# What to produce
Extract all lines in the data that contain the word "Заходи".

+++++

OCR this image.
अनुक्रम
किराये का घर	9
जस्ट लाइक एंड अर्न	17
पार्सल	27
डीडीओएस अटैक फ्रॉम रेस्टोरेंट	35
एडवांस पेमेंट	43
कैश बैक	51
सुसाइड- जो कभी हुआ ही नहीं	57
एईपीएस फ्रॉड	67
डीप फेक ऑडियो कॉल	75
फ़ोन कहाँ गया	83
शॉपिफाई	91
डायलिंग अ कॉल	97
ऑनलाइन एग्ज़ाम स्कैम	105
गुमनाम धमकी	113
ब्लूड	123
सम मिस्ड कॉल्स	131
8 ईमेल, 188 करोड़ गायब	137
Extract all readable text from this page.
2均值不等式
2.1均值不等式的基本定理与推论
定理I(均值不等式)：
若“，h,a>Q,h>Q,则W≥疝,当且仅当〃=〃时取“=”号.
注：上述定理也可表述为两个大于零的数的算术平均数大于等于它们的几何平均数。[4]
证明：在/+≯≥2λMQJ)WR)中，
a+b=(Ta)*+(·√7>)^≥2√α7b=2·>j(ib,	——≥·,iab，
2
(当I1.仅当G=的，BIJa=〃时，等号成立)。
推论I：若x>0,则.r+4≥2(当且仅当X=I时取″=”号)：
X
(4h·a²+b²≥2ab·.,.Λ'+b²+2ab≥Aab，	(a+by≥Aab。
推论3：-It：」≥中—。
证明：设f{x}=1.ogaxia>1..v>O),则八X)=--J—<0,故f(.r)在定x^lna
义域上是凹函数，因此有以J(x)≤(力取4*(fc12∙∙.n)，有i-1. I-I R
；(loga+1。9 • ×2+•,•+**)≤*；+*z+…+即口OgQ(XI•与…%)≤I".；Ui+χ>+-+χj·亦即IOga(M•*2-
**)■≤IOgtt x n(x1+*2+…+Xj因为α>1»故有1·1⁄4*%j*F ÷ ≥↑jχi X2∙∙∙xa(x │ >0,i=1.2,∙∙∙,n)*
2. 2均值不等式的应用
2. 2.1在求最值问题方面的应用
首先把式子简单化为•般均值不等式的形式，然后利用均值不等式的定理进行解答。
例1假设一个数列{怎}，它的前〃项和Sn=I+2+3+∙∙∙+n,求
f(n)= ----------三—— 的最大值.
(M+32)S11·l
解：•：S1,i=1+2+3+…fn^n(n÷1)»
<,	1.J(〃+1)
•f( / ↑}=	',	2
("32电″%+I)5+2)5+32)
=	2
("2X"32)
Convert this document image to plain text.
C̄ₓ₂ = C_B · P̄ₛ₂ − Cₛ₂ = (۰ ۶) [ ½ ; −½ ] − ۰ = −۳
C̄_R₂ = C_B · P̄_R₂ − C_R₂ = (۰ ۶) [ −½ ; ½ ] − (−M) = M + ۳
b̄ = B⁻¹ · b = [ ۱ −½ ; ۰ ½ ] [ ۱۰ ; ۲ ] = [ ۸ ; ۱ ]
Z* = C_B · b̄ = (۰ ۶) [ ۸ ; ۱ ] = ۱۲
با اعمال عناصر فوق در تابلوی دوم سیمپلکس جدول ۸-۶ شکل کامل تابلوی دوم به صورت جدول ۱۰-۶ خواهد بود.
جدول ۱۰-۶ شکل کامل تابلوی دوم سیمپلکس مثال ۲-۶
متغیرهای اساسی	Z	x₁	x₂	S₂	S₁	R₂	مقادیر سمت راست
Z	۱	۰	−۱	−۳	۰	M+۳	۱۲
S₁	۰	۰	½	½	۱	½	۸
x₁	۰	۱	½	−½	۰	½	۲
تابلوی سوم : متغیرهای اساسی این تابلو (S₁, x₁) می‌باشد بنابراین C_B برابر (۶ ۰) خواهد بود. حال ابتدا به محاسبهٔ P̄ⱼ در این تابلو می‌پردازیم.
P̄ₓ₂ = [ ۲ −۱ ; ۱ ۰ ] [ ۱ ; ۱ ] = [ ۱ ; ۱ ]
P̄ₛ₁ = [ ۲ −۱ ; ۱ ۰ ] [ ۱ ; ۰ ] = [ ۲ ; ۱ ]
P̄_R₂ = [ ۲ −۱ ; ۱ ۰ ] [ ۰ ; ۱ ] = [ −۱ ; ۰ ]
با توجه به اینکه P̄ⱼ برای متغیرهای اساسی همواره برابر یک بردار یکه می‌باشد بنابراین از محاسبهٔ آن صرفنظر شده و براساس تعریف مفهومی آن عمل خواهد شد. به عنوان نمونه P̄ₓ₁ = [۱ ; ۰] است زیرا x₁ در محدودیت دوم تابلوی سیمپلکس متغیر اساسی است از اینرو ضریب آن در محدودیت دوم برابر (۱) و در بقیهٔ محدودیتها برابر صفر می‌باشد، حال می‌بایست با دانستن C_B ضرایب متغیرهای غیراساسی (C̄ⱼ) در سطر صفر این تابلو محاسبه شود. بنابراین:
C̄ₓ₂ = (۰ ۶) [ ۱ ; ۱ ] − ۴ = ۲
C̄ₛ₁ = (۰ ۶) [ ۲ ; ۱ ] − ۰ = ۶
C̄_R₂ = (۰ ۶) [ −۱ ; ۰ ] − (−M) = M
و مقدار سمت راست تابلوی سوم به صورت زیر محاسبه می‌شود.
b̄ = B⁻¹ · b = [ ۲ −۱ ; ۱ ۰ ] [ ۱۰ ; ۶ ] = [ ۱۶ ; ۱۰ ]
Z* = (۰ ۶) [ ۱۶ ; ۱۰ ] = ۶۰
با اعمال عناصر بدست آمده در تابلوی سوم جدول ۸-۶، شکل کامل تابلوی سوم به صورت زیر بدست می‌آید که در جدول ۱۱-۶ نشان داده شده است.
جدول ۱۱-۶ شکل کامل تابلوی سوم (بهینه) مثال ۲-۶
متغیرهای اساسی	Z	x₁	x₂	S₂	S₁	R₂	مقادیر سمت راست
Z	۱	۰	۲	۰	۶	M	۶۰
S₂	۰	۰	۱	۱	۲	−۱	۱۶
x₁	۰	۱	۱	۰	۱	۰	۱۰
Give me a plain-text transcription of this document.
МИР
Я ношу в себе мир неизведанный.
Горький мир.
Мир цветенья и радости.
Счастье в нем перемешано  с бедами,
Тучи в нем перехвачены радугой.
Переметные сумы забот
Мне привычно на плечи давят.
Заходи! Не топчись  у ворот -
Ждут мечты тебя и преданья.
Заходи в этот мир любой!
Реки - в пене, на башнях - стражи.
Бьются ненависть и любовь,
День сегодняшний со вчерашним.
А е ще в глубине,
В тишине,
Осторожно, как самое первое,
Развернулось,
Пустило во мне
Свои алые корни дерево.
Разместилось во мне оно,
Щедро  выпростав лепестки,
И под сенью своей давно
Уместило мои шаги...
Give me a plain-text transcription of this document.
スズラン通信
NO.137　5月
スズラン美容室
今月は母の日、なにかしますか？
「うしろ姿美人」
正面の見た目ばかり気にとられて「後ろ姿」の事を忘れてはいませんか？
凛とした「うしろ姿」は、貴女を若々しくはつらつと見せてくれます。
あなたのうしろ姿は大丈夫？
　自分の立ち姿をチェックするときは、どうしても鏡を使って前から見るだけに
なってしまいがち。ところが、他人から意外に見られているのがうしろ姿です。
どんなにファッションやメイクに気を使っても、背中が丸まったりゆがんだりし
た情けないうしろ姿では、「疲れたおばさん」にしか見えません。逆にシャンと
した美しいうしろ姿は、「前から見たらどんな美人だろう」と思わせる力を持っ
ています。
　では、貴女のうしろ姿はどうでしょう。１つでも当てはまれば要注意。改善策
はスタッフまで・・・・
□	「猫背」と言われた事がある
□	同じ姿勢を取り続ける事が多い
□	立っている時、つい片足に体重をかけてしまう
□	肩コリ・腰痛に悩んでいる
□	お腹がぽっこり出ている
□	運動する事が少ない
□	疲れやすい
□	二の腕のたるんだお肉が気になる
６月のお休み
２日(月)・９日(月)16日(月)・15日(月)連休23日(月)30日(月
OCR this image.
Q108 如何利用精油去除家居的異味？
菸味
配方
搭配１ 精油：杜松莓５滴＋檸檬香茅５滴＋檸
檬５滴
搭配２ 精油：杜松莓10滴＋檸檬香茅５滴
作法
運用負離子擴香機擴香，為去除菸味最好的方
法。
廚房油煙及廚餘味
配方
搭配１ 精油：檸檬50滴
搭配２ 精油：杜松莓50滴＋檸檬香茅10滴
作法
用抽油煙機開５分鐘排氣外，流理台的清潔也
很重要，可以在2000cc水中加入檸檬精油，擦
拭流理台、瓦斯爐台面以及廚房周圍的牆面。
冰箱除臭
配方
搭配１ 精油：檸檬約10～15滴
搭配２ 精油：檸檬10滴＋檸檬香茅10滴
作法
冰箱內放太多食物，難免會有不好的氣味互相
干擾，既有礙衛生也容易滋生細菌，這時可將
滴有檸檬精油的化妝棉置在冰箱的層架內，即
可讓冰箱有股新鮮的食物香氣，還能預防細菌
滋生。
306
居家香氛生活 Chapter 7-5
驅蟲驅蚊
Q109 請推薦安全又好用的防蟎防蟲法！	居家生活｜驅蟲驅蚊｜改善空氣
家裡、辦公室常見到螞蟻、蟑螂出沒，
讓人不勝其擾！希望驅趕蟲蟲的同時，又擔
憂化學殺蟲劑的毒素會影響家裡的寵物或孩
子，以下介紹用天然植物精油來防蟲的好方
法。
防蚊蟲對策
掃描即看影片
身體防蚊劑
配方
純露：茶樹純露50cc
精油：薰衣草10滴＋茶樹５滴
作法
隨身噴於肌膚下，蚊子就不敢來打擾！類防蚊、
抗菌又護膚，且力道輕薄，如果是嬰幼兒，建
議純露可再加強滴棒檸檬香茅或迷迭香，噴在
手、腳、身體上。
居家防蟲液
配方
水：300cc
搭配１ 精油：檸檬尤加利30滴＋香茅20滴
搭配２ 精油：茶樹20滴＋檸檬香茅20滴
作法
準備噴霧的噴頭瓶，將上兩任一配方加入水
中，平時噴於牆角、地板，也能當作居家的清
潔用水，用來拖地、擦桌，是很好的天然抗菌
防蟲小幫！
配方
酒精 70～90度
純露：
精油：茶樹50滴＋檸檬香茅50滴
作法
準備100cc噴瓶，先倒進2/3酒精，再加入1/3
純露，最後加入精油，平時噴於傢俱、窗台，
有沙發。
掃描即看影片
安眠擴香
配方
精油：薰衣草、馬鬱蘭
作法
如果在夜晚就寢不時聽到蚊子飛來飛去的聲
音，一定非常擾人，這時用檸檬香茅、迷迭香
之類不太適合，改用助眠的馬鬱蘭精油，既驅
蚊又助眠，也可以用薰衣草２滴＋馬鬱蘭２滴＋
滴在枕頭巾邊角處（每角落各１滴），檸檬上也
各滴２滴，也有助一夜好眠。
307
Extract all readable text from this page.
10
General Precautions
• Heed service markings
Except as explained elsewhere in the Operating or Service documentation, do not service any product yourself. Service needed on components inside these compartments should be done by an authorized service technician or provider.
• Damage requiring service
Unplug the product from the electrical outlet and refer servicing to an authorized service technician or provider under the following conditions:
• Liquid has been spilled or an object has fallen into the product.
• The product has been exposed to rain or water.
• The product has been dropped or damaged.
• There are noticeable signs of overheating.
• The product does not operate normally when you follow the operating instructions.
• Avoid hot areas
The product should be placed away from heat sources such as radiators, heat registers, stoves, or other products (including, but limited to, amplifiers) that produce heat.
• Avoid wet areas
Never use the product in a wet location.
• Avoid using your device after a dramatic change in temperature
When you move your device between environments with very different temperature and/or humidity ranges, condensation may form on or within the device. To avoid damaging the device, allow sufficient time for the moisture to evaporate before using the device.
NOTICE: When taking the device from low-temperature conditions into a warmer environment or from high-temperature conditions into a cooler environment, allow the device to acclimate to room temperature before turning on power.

+++++

# Completed task
Заходи! Не топчись  у ворот -
Заходи в этот мир любой!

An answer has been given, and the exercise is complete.